##### Records provided

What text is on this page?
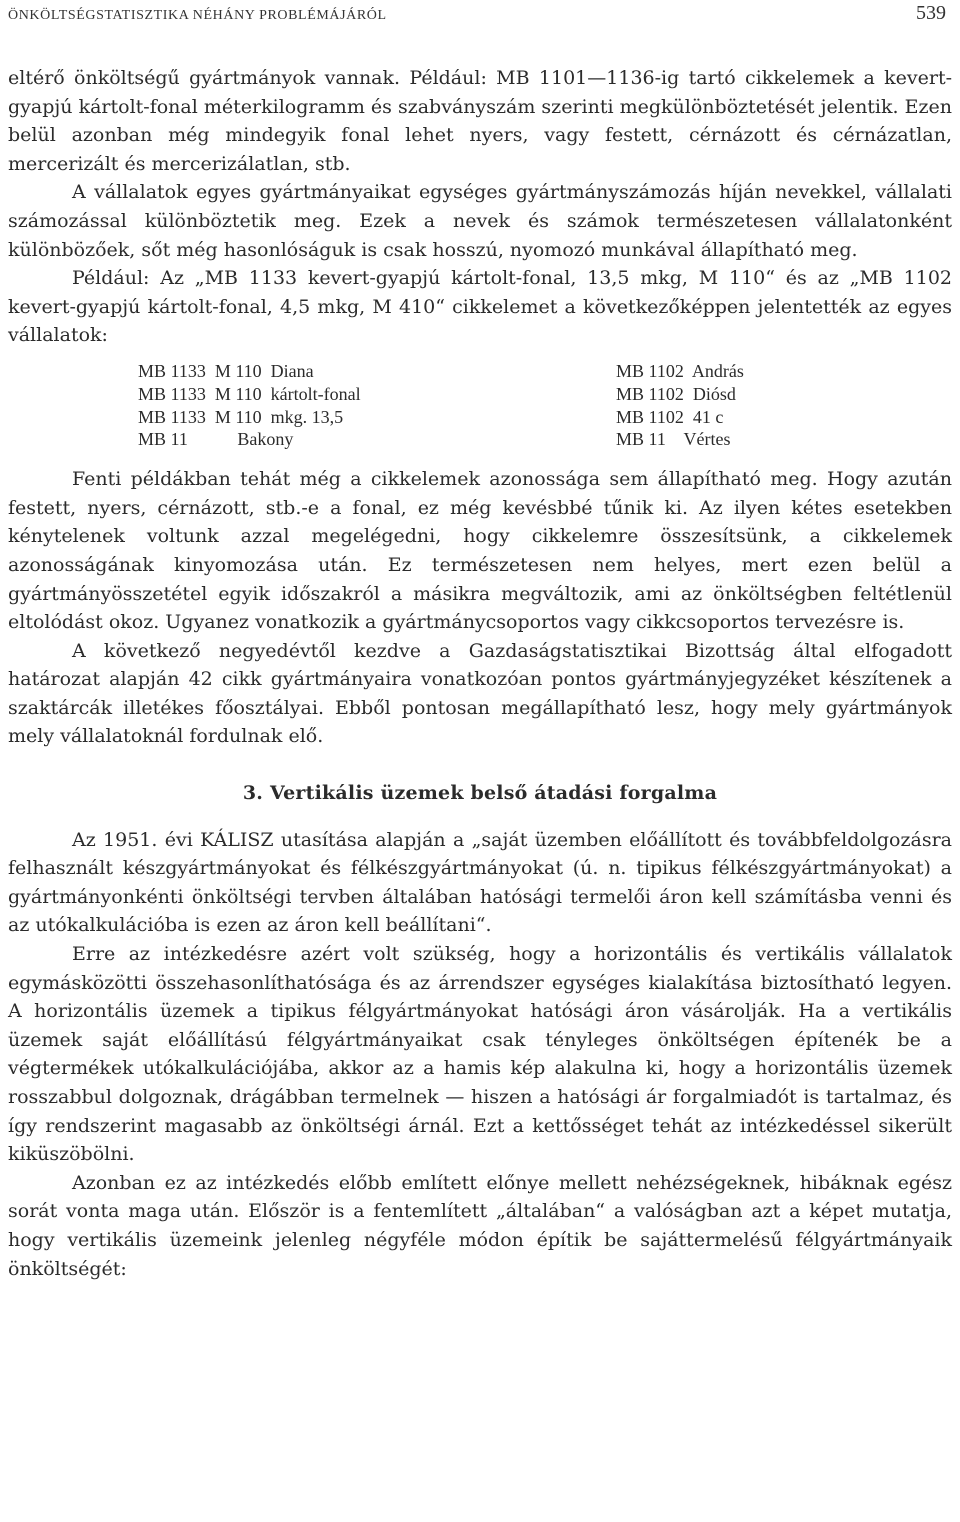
ÖNKÖLTSÉGSTATISZTIKA NÉHÁNY PROBLÉMÁJÁRÓL	539

eltérő önköltségű gyártmányok vannak. Például: MB 1101—1136-ig tartó cikkelemek a kevert-gyapjú kártolt-fonal méterkilogramm és szabványszám szerinti megkülönböztetését jelentik. Ezen belül azonban még mindegyik fonal lehet nyers, vagy festett, cérnázott és cérnázatlan, mercerizált és mercerizálatlan, stb.

A vállalatok egyes gyártmányaikat egységes gyártmányszámozás híján nevekkel, vállalati számozással különböztetik meg. Ezek a nevek és számok természetesen vállalatonként különbözőek, sőt még hasonlóságuk is csak hosszú, nyomozó munkával állapítható meg.

Például: Az „MB 1133 kevert-gyapjú kártolt-fonal, 13,5 mkg, M 110“ és az „MB 1102 kevert-gyapjú kártolt-fonal, 4,5 mkg, M 410“ cikkelemet a következőképpen jelentették az egyes vállalatok:

MB 1133  M 110  Diana
MB 1133  M 110  kártolt-fonal
MB 1133  M 110  mkg. 13,5
MB 11           Bakony
MB 1102  András
MB 1102  Diósd
MB 1102  41 c
MB 11    Vértes

Fenti példákban tehát még a cikkelemek azonossága sem állapítható meg. Hogy azután festett, nyers, cérnázott, stb.-e a fonal, ez még kevésbbé tűnik ki. Az ilyen kétes esetekben kénytelenek voltunk azzal megelégedni, hogy cikkelemre összesítsünk, a cikkelemek azonosságának kinyomozása után. Ez természetesen nem helyes, mert ezen belül a gyártmányösszetétel egyik időszakról a másikra megváltozik, ami az önköltségben feltétlenül eltolódást okoz. Ugyanez vonatkozik a gyártmánycsoportos vagy cikkcsoportos tervezésre is.

A következő negyedévtől kezdve a Gazdaságstatisztikai Bizottság által elfogadott határozat alapján 42 cikk gyártmányaira vonatkozóan pontos gyártmányjegyzéket készítenek a szaktárcák illetékes főosztályai. Ebből pontosan megállapítható lesz, hogy mely gyártmányok mely vállalatoknál fordulnak elő.

3. Vertikális üzemek belső átadási forgalma

Az 1951. évi KÁLISZ utasítása alapján a „saját üzemben előállított és továbbfeldolgozásra felhasznált készgyártmányokat és félkészgyártmányokat (ú. n. tipikus félkészgyártmányokat) a gyártmányonkénti önköltségi tervben általában hatósági termelői áron kell számításba venni és az utókalkulációba is ezen az áron kell beállítani“.

Erre az intézkedésre azért volt szükség, hogy a horizontális és vertikális vállalatok egymásközötti összehasonlíthatósága és az árrendszer egységes kialakítása biztosítható legyen. A horizontális üzemek a tipikus félgyártmányokat hatósági áron vásárolják. Ha a vertikális üzemek saját előállítású félgyártmányaikat csak tényleges önköltségen építenék be a végtermékek utókalkulációjába, akkor az a hamis kép alakulna ki, hogy a horizontális üzemek rosszabbul dolgoznak, drágábban termelnek — hiszen a hatósági ár forgalmiadót is tartalmaz, és így rendszerint magasabb az önköltségi árnál. Ezt a kettősséget tehát az intézkedéssel sikerült kiküszöbölni.

Azonban ez az intézkedés előbb említett előnye mellett nehézségeknek, hibáknak egész sorát vonta maga után. Először is a fentemlített „általában“ a valóságban azt a képet mutatja, hogy vertikális üzemeink jelenleg négyféle módon építik be sajáttermelésű félgyártmányaik önköltségét:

##########

* _Work to do_: Exclude the pictures and repeat every other part of the records word for word.

* _Solution_:
What text is on this page?
ÖNKÖLTSÉGSTATISZTIKA NÉHÁNY PROBLÉMÁJÁRÓL	539

eltérő önköltségű gyártmányok vannak. Például: MB 1101—1136-ig tartó cikkelemek a kevert-gyapjú kártolt-fonal méterkilogramm és szabványszám szerinti megkülönböztetését jelentik. Ezen belül azonban még mindegyik fonal lehet nyers, vagy festett, cérnázott és cérnázatlan, mercerizált és mercerizálatlan, stb.

A vállalatok egyes gyártmányaikat egységes gyártmányszámozás híján nevekkel, vállalati számozással különböztetik meg. Ezek a nevek és számok természetesen vállalatonként különbözőek, sőt még hasonlóságuk is csak hosszú, nyomozó munkával állapítható meg.

Például: Az „MB 1133 kevert-gyapjú kártolt-fonal, 13,5 mkg, M 110“ és az „MB 1102 kevert-gyapjú kártolt-fonal, 4,5 mkg, M 410“ cikkelemet a következőképpen jelentették az egyes vállalatok:

MB 1133  M 110  Diana
MB 1133  M 110  kártolt-fonal
MB 1133  M 110  mkg. 13,5
MB 11           Bakony
MB 1102  András
MB 1102  Diósd
MB 1102  41 c
MB 11    Vértes

Fenti példákban tehát még a cikkelemek azonossága sem állapítható meg. Hogy azután festett, nyers, cérnázott, stb.-e a fonal, ez még kevésbbé tűnik ki. Az ilyen kétes esetekben kénytelenek voltunk azzal megelégedni, hogy cikkelemre összesítsünk, a cikkelemek azonosságának kinyomozása után. Ez természetesen nem helyes, mert ezen belül a gyártmányösszetétel egyik időszakról a másikra megváltozik, ami az önköltségben feltétlenül eltolódást okoz. Ugyanez vonatkozik a gyártmánycsoportos vagy cikkcsoportos tervezésre is.

A következő negyedévtől kezdve a Gazdaságstatisztikai Bizottság által elfogadott határozat alapján 42 cikk gyártmányaira vonatkozóan pontos gyártmányjegyzéket készítenek a szaktárcák illetékes főosztályai. Ebből pontosan megállapítható lesz, hogy mely gyártmányok mely vállalatoknál fordulnak elő.

3. Vertikális üzemek belső átadási forgalma

Az 1951. évi KÁLISZ utasítása alapján a „saját üzemben előállított és továbbfeldolgozásra felhasznált készgyártmányokat és félkészgyártmányokat (ú. n. tipikus félkészgyártmányokat) a gyártmányonkénti önköltségi tervben általában hatósági termelői áron kell számításba venni és az utókalkulációba is ezen az áron kell beállítani“.

Erre az intézkedésre azért volt szükség, hogy a horizontális és vertikális vállalatok egymásközötti összehasonlíthatósága és az árrendszer egységes kialakítása biztosítható legyen. A horizontális üzemek a tipikus félgyártmányokat hatósági áron vásárolják. Ha a vertikális üzemek saját előállítású félgyártmányaikat csak tényleges önköltségen építenék be a végtermékek utókalkulációjába, akkor az a hamis kép alakulna ki, hogy a horizontális üzemek rosszabbul dolgoznak, drágábban termelnek — hiszen a hatósági ár forgalmiadót is tartalmaz, és így rendszerint magasabb az önköltségi árnál. Ezt a kettősséget tehát az intézkedéssel sikerült kiküszöbölni.

Azonban ez az intézkedés előbb említett előnye mellett nehézségeknek, hibáknak egész sorát vonta maga után. Először is a fentemlített „általában“ a valóságban azt a képet mutatja, hogy vertikális üzemeink jelenleg négyféle módon építik be sajáttermelésű félgyártmányaik önköltségét:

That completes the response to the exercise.